▸ Supplied material

■ ■ ■ ■

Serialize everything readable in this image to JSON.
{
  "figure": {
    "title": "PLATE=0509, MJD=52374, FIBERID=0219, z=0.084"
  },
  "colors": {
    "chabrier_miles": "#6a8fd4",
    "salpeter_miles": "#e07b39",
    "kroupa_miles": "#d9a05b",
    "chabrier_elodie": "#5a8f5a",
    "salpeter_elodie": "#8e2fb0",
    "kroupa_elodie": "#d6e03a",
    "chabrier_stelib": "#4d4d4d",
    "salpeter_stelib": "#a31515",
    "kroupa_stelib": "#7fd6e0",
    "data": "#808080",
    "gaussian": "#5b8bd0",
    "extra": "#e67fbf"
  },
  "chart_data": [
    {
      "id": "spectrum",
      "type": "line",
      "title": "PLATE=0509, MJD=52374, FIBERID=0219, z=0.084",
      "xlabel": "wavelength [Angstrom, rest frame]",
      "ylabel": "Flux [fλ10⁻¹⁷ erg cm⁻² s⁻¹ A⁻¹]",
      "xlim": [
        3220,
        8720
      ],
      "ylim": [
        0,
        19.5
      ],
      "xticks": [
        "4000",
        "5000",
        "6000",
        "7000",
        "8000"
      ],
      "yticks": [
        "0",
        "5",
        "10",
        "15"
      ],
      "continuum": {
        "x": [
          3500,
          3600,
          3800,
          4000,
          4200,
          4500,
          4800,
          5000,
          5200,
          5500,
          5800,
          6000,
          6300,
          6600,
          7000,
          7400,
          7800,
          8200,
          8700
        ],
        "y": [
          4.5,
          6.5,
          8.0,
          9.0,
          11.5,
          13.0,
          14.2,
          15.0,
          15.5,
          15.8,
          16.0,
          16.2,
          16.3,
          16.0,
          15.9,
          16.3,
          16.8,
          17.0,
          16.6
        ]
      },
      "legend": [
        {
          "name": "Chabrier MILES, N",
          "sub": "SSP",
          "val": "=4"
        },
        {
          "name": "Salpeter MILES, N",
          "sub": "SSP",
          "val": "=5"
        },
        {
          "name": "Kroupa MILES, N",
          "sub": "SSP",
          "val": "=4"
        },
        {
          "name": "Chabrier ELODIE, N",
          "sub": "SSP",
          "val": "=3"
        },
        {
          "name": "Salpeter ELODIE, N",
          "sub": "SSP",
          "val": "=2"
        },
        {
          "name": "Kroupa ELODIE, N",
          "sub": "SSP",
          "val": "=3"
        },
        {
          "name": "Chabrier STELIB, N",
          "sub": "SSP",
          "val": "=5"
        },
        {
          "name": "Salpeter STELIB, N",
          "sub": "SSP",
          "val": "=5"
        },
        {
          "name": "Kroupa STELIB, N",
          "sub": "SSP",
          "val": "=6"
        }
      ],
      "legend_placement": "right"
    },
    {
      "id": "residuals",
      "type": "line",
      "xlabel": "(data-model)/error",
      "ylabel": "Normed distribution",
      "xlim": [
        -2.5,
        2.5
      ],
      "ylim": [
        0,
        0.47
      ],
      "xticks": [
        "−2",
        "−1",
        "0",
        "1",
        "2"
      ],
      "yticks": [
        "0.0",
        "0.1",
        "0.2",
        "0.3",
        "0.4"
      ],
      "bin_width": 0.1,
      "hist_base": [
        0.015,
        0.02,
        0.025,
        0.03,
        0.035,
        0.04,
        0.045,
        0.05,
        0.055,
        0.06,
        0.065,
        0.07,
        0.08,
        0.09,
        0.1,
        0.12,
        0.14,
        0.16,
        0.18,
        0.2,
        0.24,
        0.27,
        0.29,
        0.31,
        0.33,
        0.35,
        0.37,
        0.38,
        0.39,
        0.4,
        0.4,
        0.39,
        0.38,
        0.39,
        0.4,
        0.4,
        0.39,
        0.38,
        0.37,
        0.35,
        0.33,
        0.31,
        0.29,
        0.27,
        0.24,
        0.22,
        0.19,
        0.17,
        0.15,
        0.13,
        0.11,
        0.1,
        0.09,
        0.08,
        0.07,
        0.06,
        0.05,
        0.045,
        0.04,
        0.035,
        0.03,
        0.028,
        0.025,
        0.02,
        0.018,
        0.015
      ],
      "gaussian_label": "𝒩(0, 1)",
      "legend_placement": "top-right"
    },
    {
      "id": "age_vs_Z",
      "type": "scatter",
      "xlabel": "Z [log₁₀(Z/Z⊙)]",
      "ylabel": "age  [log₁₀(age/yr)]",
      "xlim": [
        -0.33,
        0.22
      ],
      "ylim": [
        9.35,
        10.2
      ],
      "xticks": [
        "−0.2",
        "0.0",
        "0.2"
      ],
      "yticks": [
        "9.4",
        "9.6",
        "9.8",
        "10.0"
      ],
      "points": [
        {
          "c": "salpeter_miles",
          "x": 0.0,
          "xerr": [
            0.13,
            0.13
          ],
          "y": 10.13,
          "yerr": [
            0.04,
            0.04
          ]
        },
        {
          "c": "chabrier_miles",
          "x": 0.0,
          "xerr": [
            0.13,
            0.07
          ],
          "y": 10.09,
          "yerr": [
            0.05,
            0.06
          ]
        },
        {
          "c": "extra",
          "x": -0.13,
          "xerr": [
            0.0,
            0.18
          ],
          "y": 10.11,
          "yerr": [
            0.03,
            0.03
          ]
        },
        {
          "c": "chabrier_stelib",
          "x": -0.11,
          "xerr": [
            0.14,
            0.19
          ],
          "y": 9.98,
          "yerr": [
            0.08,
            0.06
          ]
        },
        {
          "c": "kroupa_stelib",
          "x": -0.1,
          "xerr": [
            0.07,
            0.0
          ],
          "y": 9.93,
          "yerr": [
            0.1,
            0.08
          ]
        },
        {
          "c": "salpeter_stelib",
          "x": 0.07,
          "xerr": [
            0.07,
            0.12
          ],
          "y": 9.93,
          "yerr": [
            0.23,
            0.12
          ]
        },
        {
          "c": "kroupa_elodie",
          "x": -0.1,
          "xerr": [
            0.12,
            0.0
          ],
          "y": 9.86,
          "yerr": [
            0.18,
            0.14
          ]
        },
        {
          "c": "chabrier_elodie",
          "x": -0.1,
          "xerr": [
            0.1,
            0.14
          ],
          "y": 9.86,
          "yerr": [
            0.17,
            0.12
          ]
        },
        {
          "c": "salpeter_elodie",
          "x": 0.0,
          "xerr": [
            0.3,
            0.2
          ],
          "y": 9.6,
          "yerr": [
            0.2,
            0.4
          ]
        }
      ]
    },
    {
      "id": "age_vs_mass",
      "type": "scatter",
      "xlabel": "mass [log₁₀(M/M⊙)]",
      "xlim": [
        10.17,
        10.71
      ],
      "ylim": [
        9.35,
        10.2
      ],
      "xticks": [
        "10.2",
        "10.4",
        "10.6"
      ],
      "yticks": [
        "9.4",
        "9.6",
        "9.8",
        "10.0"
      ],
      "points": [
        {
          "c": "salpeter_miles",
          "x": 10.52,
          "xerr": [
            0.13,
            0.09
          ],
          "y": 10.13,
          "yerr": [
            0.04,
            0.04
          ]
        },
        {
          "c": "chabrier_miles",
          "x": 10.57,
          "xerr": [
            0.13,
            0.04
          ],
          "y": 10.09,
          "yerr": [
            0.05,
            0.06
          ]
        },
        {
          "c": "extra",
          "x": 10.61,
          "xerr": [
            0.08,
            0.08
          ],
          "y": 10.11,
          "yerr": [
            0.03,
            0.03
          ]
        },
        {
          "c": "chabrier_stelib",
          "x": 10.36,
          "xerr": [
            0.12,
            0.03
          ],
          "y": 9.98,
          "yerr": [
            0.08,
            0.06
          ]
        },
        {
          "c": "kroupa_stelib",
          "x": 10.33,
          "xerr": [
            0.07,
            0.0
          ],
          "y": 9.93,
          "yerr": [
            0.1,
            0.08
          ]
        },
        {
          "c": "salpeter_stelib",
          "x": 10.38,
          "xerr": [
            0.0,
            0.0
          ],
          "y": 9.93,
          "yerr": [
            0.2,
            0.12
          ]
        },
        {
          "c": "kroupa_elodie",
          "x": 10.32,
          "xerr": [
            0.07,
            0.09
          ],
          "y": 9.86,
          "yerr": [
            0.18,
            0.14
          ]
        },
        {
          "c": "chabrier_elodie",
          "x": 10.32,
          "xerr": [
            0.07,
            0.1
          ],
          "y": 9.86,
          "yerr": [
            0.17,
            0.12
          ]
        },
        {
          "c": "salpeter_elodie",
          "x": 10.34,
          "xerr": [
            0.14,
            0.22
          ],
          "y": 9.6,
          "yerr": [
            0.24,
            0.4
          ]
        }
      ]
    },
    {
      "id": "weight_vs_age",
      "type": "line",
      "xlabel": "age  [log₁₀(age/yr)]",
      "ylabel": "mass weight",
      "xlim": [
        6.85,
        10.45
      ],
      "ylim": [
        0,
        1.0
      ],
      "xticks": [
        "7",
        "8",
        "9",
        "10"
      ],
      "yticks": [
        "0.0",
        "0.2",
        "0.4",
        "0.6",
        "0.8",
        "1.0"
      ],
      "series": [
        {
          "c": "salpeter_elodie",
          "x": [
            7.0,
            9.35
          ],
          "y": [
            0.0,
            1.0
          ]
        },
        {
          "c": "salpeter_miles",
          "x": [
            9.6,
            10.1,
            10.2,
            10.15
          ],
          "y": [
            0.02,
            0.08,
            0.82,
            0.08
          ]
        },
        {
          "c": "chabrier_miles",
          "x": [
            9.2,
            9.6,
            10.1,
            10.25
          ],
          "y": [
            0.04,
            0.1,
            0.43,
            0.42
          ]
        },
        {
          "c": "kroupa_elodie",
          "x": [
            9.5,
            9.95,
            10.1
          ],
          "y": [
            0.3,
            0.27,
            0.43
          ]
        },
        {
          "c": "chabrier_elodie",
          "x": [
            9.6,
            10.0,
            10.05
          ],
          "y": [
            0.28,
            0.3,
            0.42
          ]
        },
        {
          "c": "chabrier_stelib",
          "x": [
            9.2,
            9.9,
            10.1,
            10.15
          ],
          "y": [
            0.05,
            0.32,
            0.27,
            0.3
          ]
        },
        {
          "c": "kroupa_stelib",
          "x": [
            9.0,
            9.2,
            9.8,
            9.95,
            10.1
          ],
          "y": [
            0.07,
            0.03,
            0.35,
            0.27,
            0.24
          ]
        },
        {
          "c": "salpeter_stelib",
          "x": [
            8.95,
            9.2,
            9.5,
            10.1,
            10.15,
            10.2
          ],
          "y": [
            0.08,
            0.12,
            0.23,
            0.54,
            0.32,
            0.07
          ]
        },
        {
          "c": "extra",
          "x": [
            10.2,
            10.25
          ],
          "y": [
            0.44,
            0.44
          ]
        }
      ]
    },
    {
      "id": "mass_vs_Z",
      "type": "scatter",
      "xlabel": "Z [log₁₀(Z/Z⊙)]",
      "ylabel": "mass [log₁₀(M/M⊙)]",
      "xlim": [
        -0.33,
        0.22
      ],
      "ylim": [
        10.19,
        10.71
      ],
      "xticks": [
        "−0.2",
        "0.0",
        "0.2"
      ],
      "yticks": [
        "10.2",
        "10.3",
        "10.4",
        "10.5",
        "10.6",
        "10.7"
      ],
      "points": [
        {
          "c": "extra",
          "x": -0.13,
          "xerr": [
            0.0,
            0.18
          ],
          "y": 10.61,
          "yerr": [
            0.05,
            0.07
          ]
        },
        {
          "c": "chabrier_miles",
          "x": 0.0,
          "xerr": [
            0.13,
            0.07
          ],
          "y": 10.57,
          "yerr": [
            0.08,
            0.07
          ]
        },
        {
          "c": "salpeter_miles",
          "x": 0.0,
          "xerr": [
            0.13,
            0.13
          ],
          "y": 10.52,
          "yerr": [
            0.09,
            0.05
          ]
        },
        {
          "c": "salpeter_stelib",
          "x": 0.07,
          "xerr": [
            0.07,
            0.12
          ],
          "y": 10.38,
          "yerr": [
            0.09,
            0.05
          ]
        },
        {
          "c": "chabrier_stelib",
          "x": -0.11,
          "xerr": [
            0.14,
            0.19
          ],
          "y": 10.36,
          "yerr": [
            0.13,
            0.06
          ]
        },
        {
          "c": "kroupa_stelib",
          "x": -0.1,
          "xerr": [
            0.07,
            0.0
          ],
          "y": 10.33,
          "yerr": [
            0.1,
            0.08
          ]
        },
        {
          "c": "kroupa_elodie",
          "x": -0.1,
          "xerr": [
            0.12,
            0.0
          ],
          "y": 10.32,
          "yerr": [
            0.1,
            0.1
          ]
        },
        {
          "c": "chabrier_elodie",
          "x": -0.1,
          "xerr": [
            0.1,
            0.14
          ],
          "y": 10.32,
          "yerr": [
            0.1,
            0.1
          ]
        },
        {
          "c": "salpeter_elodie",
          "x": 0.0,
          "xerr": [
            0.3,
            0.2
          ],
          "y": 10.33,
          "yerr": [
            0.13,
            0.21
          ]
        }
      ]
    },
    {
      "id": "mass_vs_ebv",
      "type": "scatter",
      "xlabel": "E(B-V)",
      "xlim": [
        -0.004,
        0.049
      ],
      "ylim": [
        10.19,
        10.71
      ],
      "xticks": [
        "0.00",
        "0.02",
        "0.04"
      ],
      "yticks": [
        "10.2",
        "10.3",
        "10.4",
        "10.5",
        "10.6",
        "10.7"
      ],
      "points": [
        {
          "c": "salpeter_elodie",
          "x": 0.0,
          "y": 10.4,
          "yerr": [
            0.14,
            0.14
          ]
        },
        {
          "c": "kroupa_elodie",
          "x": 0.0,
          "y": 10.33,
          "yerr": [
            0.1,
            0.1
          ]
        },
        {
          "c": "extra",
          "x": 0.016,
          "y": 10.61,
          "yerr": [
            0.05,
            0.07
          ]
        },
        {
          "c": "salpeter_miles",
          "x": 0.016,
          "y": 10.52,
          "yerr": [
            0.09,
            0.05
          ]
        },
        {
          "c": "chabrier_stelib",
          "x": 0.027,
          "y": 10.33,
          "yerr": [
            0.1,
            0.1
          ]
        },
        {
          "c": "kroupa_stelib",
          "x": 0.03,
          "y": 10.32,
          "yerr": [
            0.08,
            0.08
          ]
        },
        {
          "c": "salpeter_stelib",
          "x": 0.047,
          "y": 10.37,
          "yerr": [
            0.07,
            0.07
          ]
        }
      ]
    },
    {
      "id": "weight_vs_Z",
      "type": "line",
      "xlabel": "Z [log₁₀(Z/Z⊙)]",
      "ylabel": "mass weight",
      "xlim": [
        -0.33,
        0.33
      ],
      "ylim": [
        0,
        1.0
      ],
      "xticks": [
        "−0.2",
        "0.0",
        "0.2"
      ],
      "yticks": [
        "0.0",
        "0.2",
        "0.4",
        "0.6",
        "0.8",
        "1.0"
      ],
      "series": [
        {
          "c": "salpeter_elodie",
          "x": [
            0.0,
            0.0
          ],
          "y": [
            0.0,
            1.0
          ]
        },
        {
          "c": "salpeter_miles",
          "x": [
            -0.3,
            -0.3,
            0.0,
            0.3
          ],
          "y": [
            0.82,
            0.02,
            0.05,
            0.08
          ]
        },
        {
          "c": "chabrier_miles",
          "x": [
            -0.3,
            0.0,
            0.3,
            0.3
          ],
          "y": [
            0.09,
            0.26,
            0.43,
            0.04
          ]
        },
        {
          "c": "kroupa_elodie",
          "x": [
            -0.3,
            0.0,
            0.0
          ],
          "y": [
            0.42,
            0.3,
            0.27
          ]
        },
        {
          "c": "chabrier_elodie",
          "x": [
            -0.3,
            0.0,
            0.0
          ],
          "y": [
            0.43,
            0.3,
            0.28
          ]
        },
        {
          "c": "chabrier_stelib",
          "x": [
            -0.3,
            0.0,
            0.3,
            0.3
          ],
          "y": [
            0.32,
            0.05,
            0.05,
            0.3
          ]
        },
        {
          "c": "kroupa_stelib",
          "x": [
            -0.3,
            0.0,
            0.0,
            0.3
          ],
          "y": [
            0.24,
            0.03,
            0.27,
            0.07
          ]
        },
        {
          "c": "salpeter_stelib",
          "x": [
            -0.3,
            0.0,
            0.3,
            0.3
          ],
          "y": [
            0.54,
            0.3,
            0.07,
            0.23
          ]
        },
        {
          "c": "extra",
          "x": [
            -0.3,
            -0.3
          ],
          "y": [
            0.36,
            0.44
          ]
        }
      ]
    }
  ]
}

■ ■ ■ ■

▸ Problem to work on
Show each line holding the word "title".

▸ Solution to this task
    "title": "PLATE=0509, MJD=52374, FIBERID=0219, z=0.084"
      "title": "PLATE=0509, MJD=52374, FIBERID=0219, z=0.084",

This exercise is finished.